| Énoncé 1 |
Les affirmations (a), (b) et (c) concordent-elles avec le compte rendu du concert de Robert Francis ? Répondez par oui ou par non, puis citez mot pour mot le passage qui tranche.
(a) Robert Francis a assuré la première partie du John Butler Trio au Zénith le 1er mai 2010.
(b) La salle du Splendid n'était pas pleine pour le concert de Robert Francis.
(c) H. Burns joue sur scène accompagné d'autres musiciens.
| Énoncé 2 |
Rédigez la suite du compte rendu du concert de Robert Francis en reprenant après sa dernière phrase.

------ Extrait fourni

On a tous connu ce genre de mec au lycée. Beau gosse, les cheveux longs, un sourire désarmant, toujours super bien looké, un peu rebelle, bourré d'humour, faisant craquer les filles qui nous faisait fantasmer la nuit mais qu'on n'aurait jamais osé aborder en sortant sa guitare à la moindre occasion, à la moindre soirée et en poussant la chansonnette. Derrière nos boutons d'acné, on rêvait de le renverser avec notre mobylette, d'avoir les muscles et le courage pour lui rabattre son petit caquet et l'humilier devant tout le monde. Robert Francis est ce genre de mec. Belle gueule, physique d'écorché vif, attitude Rock N'Roll, chanteur, guitariste... Mais le plus énervant est qu'il a du talent le bougre (y a pas de justice !). On avait déjà pu s'en rendre compte au concert du John Butler Trio le 1er mai 2010 au Zénith alors qu'il n'assurait que la première partie. Ce soir, alors qu'on lui avait prédit un bel avenir à l'occasion de cette date, c'est en vedette qu'il investit la salle du Splendid qui affiche complet. Et bien évidemment, le public féminin est fortement présent. Énervant, on vous dit !

H. Burns, qui assure la première partie, n'est pas non plus dénué de talent. Et de courage également. Car c'est seulement armé de sa guitare acoustique que ce songwriter français défend son répertoire naviguant entre Folk et Blues. Une invitation vers de grands espaces où planent les ombres tutélaires de Bob Dylan, Leonard Cohen ou Johnny Cash. Un héritage lourd à porter dont H. Burns arrive à se défaire grâce à la solidité de son écriture et de ses mélodies. Ses balades rugueuses mais au grain délicat ont la beauté des voyages solitaires sur des routes désertes, des rencontres fortuites qu'ils peuvent entraîner et du sentiment de liberté qui en découle. Les chansons, extrêmement graphiques, se suivent tel un panorama et la voix habitée du chanteur réussit à faire communiquer au public diverses émotions et sensations... H. Burns use du Folk de manière brute et naturelle afin de créer un univers qui lui est propre, porteur de valeurs et de sentiments intimes. Et démontre que cette musique est indémodable et universelle, qu'elle n'appartient pas qu'au patrimoine musical américain.

------------
------ Données fournies

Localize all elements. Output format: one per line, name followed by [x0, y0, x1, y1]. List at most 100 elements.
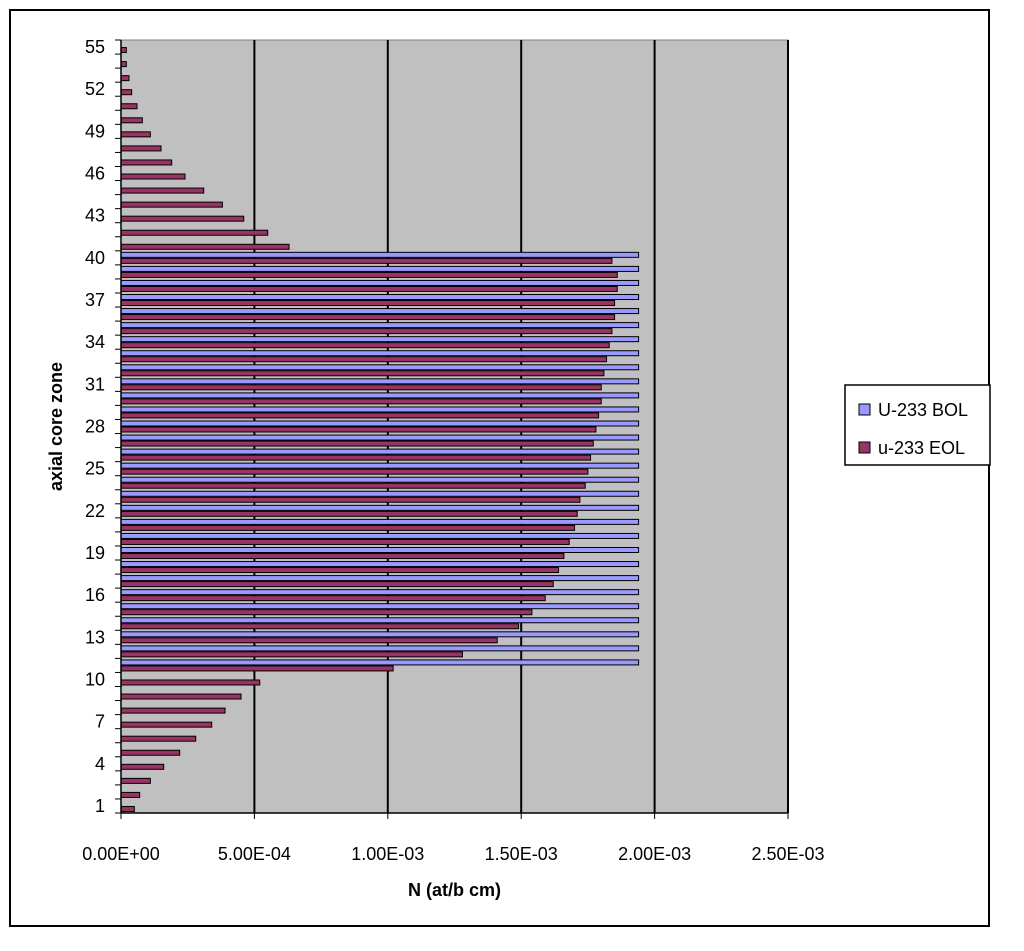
legend: U-233 BOL u-233 EOL	[844, 384, 991, 466]
y-tick-label: 16	[85, 585, 105, 605]
bar-eol	[120, 47, 127, 54]
bar-bol	[120, 546, 640, 553]
x-tick-label: 1.50E-03	[485, 844, 558, 864]
bar-eol	[120, 665, 394, 672]
bar-eol	[120, 721, 213, 728]
bar-eol	[120, 117, 143, 124]
y-tick-label: 43	[85, 206, 105, 226]
bar-bol	[120, 434, 640, 441]
y-tick-label: 7	[95, 712, 105, 732]
bar-eol	[120, 763, 165, 770]
legend-label: U-233 BOL	[878, 400, 968, 420]
bar-bol	[120, 406, 640, 413]
bar-eol	[120, 328, 613, 335]
y-tick-label: 1	[95, 796, 105, 816]
x-tick-label: 2.50E-03	[751, 844, 824, 864]
bar-eol	[120, 356, 608, 363]
bar-eol	[120, 440, 594, 447]
y-tick-label: 49	[85, 121, 105, 141]
bar-eol	[120, 201, 223, 208]
bar-eol	[120, 271, 618, 278]
bar-eol	[120, 89, 133, 96]
y-tick-label: 46	[85, 164, 105, 184]
bar-eol	[120, 243, 290, 250]
bar-eol	[120, 496, 581, 503]
bar-bol	[120, 308, 640, 315]
bar-eol	[120, 791, 141, 798]
x-tick-label: 1.00E-03	[351, 844, 424, 864]
x-tick-label: 2.00E-03	[618, 844, 691, 864]
bar-eol	[120, 61, 127, 68]
bar-eol	[120, 229, 269, 236]
bar-bol	[120, 378, 640, 385]
bar-eol	[120, 510, 578, 517]
bar-bol	[120, 336, 640, 343]
bar-eol	[120, 426, 597, 433]
axes	[115, 39, 789, 819]
bar-eol	[120, 131, 151, 138]
legend-label: u-233 EOL	[878, 438, 965, 458]
legend-swatch	[858, 441, 871, 454]
bar-eol	[120, 777, 151, 784]
bar-eol	[120, 637, 498, 644]
bar-bol	[120, 476, 640, 483]
bar-eol	[120, 215, 245, 222]
bar-eol	[120, 524, 576, 531]
x-tick-labels: 0.00E+00 5.00E-04 1.00E-03 1.50E-03 2.00E-03…	[82, 844, 824, 864]
bar-bol	[120, 532, 640, 539]
bar-bol	[120, 350, 640, 357]
bar-eol	[120, 595, 546, 602]
y-tick-label: 13	[85, 627, 105, 647]
y-tick-label: 4	[95, 754, 105, 774]
bar-eol	[120, 75, 130, 82]
x-axis-title: N (at/b cm)	[408, 880, 501, 900]
bar-eol	[120, 651, 464, 658]
bar-eol	[120, 482, 586, 489]
bar-eol	[120, 398, 602, 405]
bar-eol	[120, 468, 589, 475]
bar-eol	[120, 145, 162, 152]
y-tick-label: 40	[85, 248, 105, 268]
y-axis-title: axial core zone	[46, 362, 66, 491]
x-tick-label: 0.00E+00	[82, 844, 160, 864]
bar-eol	[120, 103, 138, 110]
bar-eol	[120, 609, 533, 616]
y-tick-label: 34	[85, 332, 105, 352]
bar-eol	[120, 412, 600, 419]
bar-eol	[120, 693, 242, 700]
bar-eol	[120, 384, 602, 391]
bar-eol	[120, 370, 605, 377]
bar-bol	[120, 279, 640, 286]
bar-bol	[120, 448, 640, 455]
y-tick-label: 28	[85, 417, 105, 437]
bar-eol	[120, 300, 616, 307]
bar-eol	[120, 342, 610, 349]
bar-bol	[120, 575, 640, 582]
bar-eol	[120, 707, 226, 714]
y-tick-label: 52	[85, 79, 105, 99]
bar-eol	[120, 173, 186, 180]
y-tick-label: 19	[85, 543, 105, 563]
bar-eol	[120, 679, 261, 686]
bar-eol	[120, 285, 618, 292]
y-tick-label: 10	[85, 669, 105, 689]
bar-bol	[120, 603, 640, 610]
bar-bol	[120, 462, 640, 469]
bar-bol	[120, 561, 640, 568]
bar-eol	[120, 805, 135, 812]
bar-bol	[120, 504, 640, 511]
bar-bol	[120, 251, 640, 258]
bar-eol	[120, 454, 592, 461]
bar-eol	[120, 735, 197, 742]
bar-eol	[120, 581, 554, 588]
bar-eol	[120, 538, 570, 545]
bar-bol	[120, 364, 640, 371]
legend-swatch	[858, 403, 871, 416]
y-tick-label: 31	[85, 374, 105, 394]
bar-bol	[120, 490, 640, 497]
bar-eol	[120, 567, 560, 574]
y-tick-label: 25	[85, 459, 105, 479]
bar-bol	[120, 617, 640, 624]
bar-bol	[120, 294, 640, 301]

------------

| Résultat 1 |
(a) Oui : « On avait déjà pu s'en rendre compte au concert du John Butler Trio le 1er mai 2010 au Zénith alors qu'il n'assurait que la première partie. »
(b) Non : « c'est en vedette qu'il investit la salle du Splendid qui affiche complet. »
(c) Non : « c'est seulement armé de sa guitare acoustique que ce songwriter français défend son répertoire naviguant entre Folk et Blues. »

| Résultat 2 |
Quand Robert Francis monte sur scène, on sent bien, par contre, dans le public que des spectatrices aimeraient le voir leur appartenir. Les « Robert, Robert !!! » fusent, les yeux se remplissent d'étoiles et certaines doivent même s'imaginer porter les bébés du Bebert. On s'attend presque à ce que des culottes et des soutien-gorges soient lancés en direction de l'artiste. Le cauchemar! Pour un peu, on se croirait à un concert de Patrick Bruel à sa grande époque. Agaçant. Car Robert Francis vaut beaucoup plus que cette image de chanteur pour minettes. Il est avant tout un formidable chanteur et guitariste dont les compositions à fleur de peau alliant Folk, Country, Blues et Rock le placent en chantre de l'Americana et en fait le fils spirituel de John Cougar Mellencamp, Tom Petty voire Bruce Springsteen (période Darkness Of The Edge Of Town). Il partage avec eux, à travers ses chansons, de nombreuses thématiques: la désillusion vis-à-vis du rêve américain, l'errance, la recherche d'un ailleurs et la difficulté d'aimer.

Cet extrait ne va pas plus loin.